**GIVEN EXERCISE:**
Your task is to retype each line of the data below exactly.

(Recorded data)
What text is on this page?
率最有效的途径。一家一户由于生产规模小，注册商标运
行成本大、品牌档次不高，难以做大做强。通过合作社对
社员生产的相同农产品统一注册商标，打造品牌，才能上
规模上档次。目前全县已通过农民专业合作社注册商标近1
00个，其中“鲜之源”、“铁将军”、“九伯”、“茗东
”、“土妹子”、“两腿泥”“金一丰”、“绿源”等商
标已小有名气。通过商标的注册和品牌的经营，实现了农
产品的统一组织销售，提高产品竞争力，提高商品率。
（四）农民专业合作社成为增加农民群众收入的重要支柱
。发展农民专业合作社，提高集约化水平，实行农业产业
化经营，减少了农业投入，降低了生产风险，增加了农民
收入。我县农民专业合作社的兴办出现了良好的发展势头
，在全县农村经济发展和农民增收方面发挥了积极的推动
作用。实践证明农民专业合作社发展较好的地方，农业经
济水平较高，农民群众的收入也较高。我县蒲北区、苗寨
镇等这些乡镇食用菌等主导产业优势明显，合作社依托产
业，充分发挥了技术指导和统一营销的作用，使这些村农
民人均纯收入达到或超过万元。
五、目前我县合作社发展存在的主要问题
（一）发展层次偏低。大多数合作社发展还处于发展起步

**EXERCISE OUTPUT:**
What text is on this page?
率最有效的途径。一家一户由于生产规模小，注册商标运
行成本大、品牌档次不高，难以做大做强。通过合作社对
社员生产的相同农产品统一注册商标，打造品牌，才能上
规模上档次。目前全县已通过农民专业合作社注册商标近1
00个，其中“鲜之源”、“铁将军”、“九伯”、“茗东
”、“土妹子”、“两腿泥”“金一丰”、“绿源”等商
标已小有名气。通过商标的注册和品牌的经营，实现了农
产品的统一组织销售，提高产品竞争力，提高商品率。
（四）农民专业合作社成为增加农民群众收入的重要支柱
。发展农民专业合作社，提高集约化水平，实行农业产业
化经营，减少了农业投入，降低了生产风险，增加了农民
收入。我县农民专业合作社的兴办出现了良好的发展势头
，在全县农村经济发展和农民增收方面发挥了积极的推动
作用。实践证明农民专业合作社发展较好的地方，农业经
济水平较高，农民群众的收入也较高。我县蒲北区、苗寨
镇等这些乡镇食用菌等主导产业优势明显，合作社依托产
业，充分发挥了技术指导和统一营销的作用，使这些村农
民人均纯收入达到或超过万元。
五、目前我县合作社发展存在的主要问题
（一）发展层次偏低。大多数合作社发展还处于发展起步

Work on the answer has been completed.